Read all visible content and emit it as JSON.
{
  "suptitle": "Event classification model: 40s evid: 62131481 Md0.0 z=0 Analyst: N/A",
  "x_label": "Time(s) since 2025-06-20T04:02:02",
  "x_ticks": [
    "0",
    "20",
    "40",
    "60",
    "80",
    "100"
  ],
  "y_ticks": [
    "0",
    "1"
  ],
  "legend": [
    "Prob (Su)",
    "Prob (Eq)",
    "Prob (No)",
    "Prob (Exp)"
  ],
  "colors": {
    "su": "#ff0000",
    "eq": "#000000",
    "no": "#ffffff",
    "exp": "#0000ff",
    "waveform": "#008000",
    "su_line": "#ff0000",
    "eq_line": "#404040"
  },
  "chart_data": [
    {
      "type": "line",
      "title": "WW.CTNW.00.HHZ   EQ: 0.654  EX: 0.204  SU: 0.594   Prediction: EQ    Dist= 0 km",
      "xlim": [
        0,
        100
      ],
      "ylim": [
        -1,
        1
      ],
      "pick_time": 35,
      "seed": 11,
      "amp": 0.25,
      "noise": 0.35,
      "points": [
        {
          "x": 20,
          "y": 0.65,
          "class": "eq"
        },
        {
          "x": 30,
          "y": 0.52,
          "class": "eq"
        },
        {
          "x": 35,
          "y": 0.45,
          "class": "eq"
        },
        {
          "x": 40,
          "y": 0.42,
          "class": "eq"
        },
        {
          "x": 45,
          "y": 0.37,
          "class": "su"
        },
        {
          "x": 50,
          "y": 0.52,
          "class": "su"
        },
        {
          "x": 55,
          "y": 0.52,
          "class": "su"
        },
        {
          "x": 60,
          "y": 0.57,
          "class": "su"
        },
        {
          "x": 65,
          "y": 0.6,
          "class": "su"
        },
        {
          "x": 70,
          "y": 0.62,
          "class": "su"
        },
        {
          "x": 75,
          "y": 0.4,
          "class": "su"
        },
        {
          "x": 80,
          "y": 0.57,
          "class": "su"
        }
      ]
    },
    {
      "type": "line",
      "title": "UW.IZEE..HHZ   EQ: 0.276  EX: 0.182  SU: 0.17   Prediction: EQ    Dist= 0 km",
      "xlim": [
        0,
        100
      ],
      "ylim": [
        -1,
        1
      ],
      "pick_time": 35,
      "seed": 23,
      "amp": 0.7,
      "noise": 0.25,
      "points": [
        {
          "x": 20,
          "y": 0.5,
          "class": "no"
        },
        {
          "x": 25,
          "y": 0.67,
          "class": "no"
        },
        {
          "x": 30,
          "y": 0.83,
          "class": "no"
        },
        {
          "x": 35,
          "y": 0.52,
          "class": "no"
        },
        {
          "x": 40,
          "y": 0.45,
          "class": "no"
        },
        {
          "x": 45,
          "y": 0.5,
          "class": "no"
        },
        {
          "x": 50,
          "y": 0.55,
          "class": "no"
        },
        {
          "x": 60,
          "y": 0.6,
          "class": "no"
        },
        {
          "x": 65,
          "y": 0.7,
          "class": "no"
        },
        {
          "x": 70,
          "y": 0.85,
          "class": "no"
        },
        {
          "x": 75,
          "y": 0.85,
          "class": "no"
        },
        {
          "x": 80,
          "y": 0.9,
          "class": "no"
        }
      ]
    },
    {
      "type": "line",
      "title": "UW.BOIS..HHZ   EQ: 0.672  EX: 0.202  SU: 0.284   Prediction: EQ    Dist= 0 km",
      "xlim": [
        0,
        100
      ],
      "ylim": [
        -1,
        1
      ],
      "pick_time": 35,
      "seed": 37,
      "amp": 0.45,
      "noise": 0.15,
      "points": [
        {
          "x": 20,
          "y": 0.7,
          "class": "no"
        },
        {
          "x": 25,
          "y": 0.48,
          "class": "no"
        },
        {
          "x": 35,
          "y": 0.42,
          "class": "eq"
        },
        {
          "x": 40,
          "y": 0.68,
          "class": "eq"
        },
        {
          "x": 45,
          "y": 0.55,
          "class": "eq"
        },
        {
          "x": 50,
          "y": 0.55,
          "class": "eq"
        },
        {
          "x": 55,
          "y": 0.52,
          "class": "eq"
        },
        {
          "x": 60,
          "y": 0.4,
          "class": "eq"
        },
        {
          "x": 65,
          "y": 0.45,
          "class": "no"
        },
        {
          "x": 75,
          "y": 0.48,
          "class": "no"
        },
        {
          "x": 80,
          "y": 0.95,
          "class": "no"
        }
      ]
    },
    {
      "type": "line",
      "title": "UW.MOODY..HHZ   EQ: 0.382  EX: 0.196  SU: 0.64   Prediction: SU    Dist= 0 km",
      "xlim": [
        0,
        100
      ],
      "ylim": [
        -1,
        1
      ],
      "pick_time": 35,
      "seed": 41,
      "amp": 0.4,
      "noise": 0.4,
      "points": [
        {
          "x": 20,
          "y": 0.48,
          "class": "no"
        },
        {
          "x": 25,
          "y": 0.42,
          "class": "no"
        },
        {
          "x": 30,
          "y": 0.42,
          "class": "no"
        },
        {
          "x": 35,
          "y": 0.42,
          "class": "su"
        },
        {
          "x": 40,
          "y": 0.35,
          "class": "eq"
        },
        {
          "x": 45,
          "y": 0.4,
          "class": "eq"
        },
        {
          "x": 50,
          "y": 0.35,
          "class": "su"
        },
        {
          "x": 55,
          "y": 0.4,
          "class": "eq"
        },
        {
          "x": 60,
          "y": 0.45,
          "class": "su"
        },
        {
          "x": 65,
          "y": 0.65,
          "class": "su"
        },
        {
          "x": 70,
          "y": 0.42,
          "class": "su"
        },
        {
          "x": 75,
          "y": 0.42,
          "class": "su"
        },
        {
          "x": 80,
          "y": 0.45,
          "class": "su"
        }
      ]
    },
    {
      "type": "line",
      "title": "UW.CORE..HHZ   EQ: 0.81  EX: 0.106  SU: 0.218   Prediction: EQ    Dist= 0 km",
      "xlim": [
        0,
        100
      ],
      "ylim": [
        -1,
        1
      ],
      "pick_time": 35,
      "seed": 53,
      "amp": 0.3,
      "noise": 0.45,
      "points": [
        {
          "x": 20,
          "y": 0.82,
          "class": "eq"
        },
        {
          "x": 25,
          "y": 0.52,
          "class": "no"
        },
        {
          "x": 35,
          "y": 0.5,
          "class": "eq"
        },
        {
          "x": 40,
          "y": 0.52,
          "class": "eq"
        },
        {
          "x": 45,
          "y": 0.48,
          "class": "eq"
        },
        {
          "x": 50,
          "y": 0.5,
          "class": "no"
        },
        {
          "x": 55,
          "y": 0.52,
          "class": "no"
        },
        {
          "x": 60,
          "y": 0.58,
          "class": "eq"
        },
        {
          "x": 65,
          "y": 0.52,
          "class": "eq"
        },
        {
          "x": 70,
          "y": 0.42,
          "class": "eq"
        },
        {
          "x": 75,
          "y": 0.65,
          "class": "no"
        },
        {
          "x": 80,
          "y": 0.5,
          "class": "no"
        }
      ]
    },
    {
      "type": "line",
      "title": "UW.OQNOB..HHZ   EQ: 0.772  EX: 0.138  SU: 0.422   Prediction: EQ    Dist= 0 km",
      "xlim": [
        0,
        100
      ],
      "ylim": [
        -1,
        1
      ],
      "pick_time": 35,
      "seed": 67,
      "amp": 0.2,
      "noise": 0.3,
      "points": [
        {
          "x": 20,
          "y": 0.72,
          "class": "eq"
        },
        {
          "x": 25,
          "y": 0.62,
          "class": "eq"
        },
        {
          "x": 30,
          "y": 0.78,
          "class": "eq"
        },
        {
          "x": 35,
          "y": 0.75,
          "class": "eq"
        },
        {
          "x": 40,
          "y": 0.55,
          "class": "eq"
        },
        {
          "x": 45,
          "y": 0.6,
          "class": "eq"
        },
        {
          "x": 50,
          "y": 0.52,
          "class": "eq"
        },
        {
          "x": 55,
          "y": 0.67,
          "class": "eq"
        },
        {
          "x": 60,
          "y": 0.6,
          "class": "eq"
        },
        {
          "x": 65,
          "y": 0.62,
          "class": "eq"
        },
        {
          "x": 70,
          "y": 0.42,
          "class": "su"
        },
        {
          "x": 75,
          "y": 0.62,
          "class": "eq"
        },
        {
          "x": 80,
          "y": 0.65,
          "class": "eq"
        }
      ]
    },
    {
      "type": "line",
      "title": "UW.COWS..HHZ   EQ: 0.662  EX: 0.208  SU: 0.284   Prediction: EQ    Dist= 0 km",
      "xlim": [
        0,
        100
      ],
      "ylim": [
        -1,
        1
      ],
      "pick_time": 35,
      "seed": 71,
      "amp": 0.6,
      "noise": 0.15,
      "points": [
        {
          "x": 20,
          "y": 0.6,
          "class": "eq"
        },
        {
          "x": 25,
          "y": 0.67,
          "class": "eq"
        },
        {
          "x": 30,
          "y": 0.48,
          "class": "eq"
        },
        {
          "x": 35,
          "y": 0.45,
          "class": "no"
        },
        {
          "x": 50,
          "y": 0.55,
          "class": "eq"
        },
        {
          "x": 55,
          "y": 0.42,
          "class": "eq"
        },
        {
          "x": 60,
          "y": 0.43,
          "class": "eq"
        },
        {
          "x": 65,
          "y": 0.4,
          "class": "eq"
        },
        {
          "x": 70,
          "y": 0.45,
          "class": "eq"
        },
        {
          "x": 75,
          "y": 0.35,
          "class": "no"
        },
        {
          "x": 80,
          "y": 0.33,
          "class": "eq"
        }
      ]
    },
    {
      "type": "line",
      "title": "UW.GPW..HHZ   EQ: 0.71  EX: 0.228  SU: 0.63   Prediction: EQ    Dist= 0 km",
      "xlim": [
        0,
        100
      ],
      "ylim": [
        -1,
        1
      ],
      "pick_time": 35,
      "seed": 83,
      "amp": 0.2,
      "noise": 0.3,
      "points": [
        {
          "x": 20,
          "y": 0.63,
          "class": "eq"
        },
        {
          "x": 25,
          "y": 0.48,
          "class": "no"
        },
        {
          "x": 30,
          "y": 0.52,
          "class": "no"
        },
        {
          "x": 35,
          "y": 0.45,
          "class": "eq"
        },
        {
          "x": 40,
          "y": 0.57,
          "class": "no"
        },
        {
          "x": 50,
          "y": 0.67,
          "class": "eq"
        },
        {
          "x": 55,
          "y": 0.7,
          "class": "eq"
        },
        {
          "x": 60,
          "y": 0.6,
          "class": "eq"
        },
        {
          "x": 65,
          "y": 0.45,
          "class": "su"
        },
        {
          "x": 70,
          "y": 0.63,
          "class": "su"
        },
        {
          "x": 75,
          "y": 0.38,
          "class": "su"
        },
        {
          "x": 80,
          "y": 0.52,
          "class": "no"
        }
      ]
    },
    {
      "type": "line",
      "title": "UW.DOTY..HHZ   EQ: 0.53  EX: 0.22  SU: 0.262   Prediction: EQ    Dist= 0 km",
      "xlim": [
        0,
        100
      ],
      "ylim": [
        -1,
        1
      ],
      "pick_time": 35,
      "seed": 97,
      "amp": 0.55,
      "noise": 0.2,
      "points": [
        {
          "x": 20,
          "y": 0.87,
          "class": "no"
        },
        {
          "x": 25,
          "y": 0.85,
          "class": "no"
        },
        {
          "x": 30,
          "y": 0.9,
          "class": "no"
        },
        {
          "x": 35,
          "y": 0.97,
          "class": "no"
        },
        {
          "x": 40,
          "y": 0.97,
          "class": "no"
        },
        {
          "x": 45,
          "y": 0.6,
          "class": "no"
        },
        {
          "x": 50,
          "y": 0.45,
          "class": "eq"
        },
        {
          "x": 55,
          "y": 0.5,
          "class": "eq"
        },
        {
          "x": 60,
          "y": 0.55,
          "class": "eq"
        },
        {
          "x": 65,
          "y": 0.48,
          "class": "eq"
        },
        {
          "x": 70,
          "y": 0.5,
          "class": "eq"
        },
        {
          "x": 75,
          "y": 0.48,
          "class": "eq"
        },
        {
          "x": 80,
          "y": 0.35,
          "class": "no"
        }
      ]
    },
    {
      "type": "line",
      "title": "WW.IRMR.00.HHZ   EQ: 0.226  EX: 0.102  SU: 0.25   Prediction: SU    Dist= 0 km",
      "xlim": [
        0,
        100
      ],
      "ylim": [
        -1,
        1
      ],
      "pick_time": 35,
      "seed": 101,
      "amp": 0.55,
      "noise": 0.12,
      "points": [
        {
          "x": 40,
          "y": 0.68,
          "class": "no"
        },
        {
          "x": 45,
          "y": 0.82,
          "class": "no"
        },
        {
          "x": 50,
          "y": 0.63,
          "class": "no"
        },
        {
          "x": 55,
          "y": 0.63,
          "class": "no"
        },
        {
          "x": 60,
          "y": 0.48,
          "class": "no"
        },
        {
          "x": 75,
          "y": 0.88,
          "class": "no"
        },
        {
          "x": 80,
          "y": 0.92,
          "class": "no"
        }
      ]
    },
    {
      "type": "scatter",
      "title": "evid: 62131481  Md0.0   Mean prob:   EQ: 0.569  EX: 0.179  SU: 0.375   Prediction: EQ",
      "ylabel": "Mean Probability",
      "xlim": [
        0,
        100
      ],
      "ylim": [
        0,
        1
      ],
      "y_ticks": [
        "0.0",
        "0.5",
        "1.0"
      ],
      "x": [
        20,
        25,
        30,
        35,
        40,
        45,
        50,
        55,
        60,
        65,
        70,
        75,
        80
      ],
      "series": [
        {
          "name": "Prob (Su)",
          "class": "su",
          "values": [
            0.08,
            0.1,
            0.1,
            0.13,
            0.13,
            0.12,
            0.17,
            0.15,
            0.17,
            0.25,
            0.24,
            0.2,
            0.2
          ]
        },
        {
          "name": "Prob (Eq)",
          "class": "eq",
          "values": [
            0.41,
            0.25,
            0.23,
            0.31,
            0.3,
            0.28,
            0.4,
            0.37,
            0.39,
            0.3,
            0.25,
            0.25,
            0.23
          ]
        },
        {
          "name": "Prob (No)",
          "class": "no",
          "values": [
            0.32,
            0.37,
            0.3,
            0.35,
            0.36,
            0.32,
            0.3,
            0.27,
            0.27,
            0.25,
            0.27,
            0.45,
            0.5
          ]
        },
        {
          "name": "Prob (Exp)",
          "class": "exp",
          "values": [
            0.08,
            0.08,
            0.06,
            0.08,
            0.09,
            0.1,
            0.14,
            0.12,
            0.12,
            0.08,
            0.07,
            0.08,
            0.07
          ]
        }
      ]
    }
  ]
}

Short task =
Which lines hold the word "seed"? Copy each of them from the records.

Task answer =
      "seed": 11,
      "seed": 23,
      "seed": 37,
      "seed": 41,
      "seed": 53,
      "seed": 67,
      "seed": 71,
      "seed": 83,
      "seed": 97,
      "seed": 101,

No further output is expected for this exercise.